Quote the entries word for word. Omit the pictures.

<<<<

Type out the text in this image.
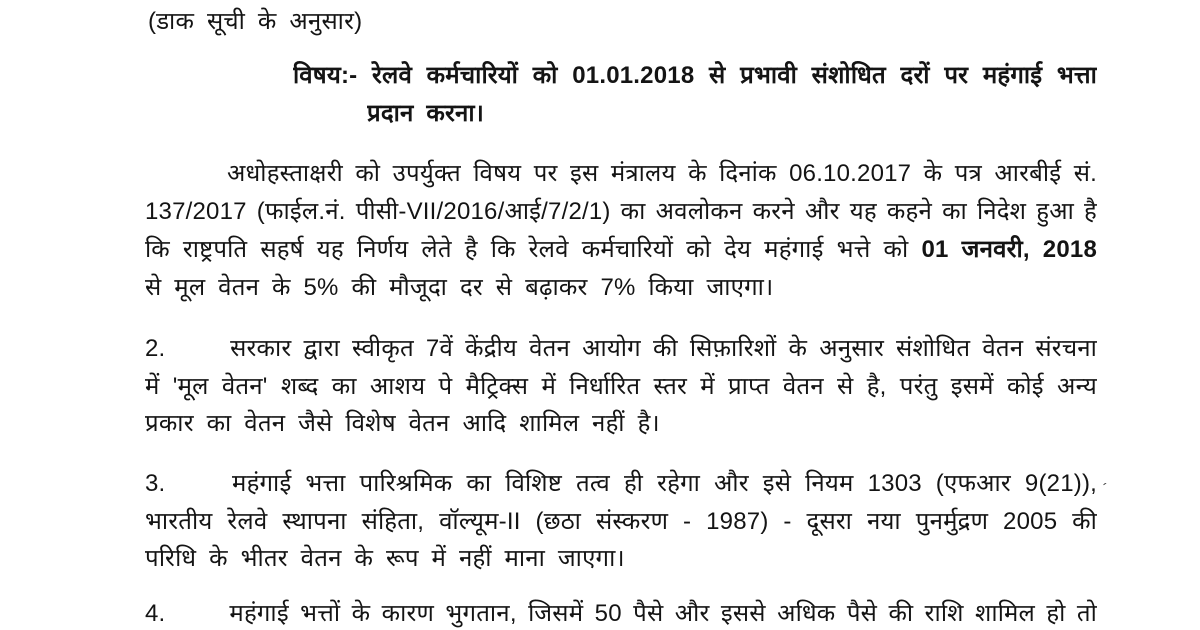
(डाक सूची के अनुसार)
विषय:- रेलवे कर्मचारियों को 01.01.2018 से प्रभावी संशोधित दरों पर महंगाई भत्ता
प्रदान करना।
अधोहस्ताक्षरी को उपर्युक्त विषय पर इस मंत्रालय के दिनांक 06.10.2017 के पत्र आरबीई सं.
137/2017 (फाईल.नं. पीसी-VII/2016/आई/7/2/1) का अवलोकन करने और यह कहने का निदेश हुआ है
कि राष्ट्रपति सहर्ष यह निर्णय लेते है कि रेलवे कर्मचारियों को देय महंगाई भत्ते को 01 जनवरी, 2018
से मूल वेतन के 5% की मौजूदा दर से बढ़ाकर 7% किया जाएगा।
2.	सरकार द्वारा स्वीकृत 7वें केंद्रीय वेतन आयोग की सिफ़ारिशों के अनुसार संशोधित वेतन संरचना
में 'मूल वेतन' शब्द का आशय पे मैट्रिक्स में निर्धारित स्तर में प्राप्त वेतन से है, परंतु इसमें कोई अन्य
प्रकार का वेतन जैसे विशेष वेतन आदि शामिल नहीं है।
3.	महंगाई भत्ता पारिश्रमिक का विशिष्ट तत्व ही रहेगा और इसे नियम 1303 (एफआर 9(21)),
भारतीय रेलवे स्थापना संहिता, वॉल्यूम-II (छठा संस्करण - 1987) - दूसरा नया पुनर्मुद्रण 2005 की
परिधि के भीतर वेतन के रूप में नहीं माना जाएगा।
4.	महंगाई भत्तों के कारण भुगतान, जिसमें 50 पैसे और इससे अधिक पैसे की राशि शामिल हो तो
´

>>>>

* SOLUTION *
Type out the text in this image.
(डाक सूची के अनुसार)
विषय:- रेलवे कर्मचारियों को 01.01.2018 से प्रभावी संशोधित दरों पर महंगाई भत्ता
प्रदान करना।
अधोहस्ताक्षरी को उपर्युक्त विषय पर इस मंत्रालय के दिनांक 06.10.2017 के पत्र आरबीई सं.
137/2017 (फाईल.नं. पीसी-VII/2016/आई/7/2/1) का अवलोकन करने और यह कहने का निदेश हुआ है
कि राष्ट्रपति सहर्ष यह निर्णय लेते है कि रेलवे कर्मचारियों को देय महंगाई भत्ते को 01 जनवरी, 2018
से मूल वेतन के 5% की मौजूदा दर से बढ़ाकर 7% किया जाएगा।
2.	सरकार द्वारा स्वीकृत 7वें केंद्रीय वेतन आयोग की सिफ़ारिशों के अनुसार संशोधित वेतन संरचना
में 'मूल वेतन' शब्द का आशय पे मैट्रिक्स में निर्धारित स्तर में प्राप्त वेतन से है, परंतु इसमें कोई अन्य
प्रकार का वेतन जैसे विशेष वेतन आदि शामिल नहीं है।
3.	महंगाई भत्ता पारिश्रमिक का विशिष्ट तत्व ही रहेगा और इसे नियम 1303 (एफआर 9(21)),
भारतीय रेलवे स्थापना संहिता, वॉल्यूम-II (छठा संस्करण - 1987) - दूसरा नया पुनर्मुद्रण 2005 की
परिधि के भीतर वेतन के रूप में नहीं माना जाएगा।
4.	महंगाई भत्तों के कारण भुगतान, जिसमें 50 पैसे और इससे अधिक पैसे की राशि शामिल हो तो
´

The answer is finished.